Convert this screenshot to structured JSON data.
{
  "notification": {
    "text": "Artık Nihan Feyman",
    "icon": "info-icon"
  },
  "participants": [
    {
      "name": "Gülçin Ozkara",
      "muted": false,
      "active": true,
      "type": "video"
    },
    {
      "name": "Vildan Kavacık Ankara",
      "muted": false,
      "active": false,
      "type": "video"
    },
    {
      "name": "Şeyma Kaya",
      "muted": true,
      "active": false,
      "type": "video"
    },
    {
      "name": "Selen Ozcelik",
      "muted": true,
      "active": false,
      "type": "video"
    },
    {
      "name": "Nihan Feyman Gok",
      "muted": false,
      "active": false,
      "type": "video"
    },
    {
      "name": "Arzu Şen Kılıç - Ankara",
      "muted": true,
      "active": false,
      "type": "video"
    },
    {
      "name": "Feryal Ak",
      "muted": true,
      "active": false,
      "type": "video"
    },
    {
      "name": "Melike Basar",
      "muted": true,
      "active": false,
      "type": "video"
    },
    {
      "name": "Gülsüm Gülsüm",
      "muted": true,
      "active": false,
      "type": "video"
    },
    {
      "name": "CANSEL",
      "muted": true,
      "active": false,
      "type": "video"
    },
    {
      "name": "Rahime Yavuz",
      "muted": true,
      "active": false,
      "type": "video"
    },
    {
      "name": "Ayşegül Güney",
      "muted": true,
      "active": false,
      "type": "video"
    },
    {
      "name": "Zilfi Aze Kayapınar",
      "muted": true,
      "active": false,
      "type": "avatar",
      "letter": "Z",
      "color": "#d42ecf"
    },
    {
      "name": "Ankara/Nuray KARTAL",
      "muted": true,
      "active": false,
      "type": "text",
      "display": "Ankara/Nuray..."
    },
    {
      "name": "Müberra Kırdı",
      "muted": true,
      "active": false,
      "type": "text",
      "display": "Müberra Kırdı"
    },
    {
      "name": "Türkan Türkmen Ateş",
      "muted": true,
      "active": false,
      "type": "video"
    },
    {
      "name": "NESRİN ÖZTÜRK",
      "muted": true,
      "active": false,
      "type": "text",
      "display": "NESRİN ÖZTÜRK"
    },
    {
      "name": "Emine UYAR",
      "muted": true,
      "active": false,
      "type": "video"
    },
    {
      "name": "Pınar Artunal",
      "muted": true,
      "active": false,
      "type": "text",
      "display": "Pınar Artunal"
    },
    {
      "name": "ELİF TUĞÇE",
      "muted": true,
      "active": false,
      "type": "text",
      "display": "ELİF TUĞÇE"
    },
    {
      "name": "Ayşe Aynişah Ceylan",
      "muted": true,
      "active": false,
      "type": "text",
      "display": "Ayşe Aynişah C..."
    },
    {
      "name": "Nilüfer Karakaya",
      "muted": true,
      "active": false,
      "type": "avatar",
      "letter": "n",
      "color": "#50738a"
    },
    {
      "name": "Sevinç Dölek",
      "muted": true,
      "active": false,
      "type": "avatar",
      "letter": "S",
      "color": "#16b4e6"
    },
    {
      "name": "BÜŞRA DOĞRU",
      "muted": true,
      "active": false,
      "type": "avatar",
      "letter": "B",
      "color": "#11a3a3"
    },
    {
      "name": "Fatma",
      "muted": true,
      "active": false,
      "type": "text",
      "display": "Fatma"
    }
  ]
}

+++

§ **EXERCISE BRIEF**:
All of the entries above must be quoted exactly.

§ **OUTPUT OF THE TASK**:
Convert this screenshot to structured JSON data.
{
  "notification": {
    "text": "Artık Nihan Feyman",
    "icon": "info-icon"
  },
  "participants": [
    {
      "name": "Gülçin Ozkara",
      "muted": false,
      "active": true,
      "type": "video"
    },
    {
      "name": "Vildan Kavacık Ankara",
      "muted": false,
      "active": false,
      "type": "video"
    },
    {
      "name": "Şeyma Kaya",
      "muted": true,
      "active": false,
      "type": "video"
    },
    {
      "name": "Selen Ozcelik",
      "muted": true,
      "active": false,
      "type": "video"
    },
    {
      "name": "Nihan Feyman Gok",
      "muted": false,
      "active": false,
      "type": "video"
    },
    {
      "name": "Arzu Şen Kılıç - Ankara",
      "muted": true,
      "active": false,
      "type": "video"
    },
    {
      "name": "Feryal Ak",
      "muted": true,
      "active": false,
      "type": "video"
    },
    {
      "name": "Melike Basar",
      "muted": true,
      "active": false,
      "type": "video"
    },
    {
      "name": "Gülsüm Gülsüm",
      "muted": true,
      "active": false,
      "type": "video"
    },
    {
      "name": "CANSEL",
      "muted": true,
      "active": false,
      "type": "video"
    },
    {
      "name": "Rahime Yavuz",
      "muted": true,
      "active": false,
      "type": "video"
    },
    {
      "name": "Ayşegül Güney",
      "muted": true,
      "active": false,
      "type": "video"
    },
    {
      "name": "Zilfi Aze Kayapınar",
      "muted": true,
      "active": false,
      "type": "avatar",
      "letter": "Z",
      "color": "#d42ecf"
    },
    {
      "name": "Ankara/Nuray KARTAL",
      "muted": true,
      "active": false,
      "type": "text",
      "display": "Ankara/Nuray..."
    },
    {
      "name": "Müberra Kırdı",
      "muted": true,
      "active": false,
      "type": "text",
      "display": "Müberra Kırdı"
    },
    {
      "name": "Türkan Türkmen Ateş",
      "muted": true,
      "active": false,
      "type": "video"
    },
    {
      "name": "NESRİN ÖZTÜRK",
      "muted": true,
      "active": false,
      "type": "text",
      "display": "NESRİN ÖZTÜRK"
    },
    {
      "name": "Emine UYAR",
      "muted": true,
      "active": false,
      "type": "video"
    },
    {
      "name": "Pınar Artunal",
      "muted": true,
      "active": false,
      "type": "text",
      "display": "Pınar Artunal"
    },
    {
      "name": "ELİF TUĞÇE",
      "muted": true,
      "active": false,
      "type": "text",
      "display": "ELİF TUĞÇE"
    },
    {
      "name": "Ayşe Aynişah Ceylan",
      "muted": true,
      "active": false,
      "type": "text",
      "display": "Ayşe Aynişah C..."
    },
    {
      "name": "Nilüfer Karakaya",
      "muted": true,
      "active": false,
      "type": "avatar",
      "letter": "n",
      "color": "#50738a"
    },
    {
      "name": "Sevinç Dölek",
      "muted": true,
      "active": false,
      "type": "avatar",
      "letter": "S",
      "color": "#16b4e6"
    },
    {
      "name": "BÜŞRA DOĞRU",
      "muted": true,
      "active": false,
      "type": "avatar",
      "letter": "B",
      "color": "#11a3a3"
    },
    {
      "name": "Fatma",
      "muted": true,
      "active": false,
      "type": "text",
      "display": "Fatma"
    }
  ]
}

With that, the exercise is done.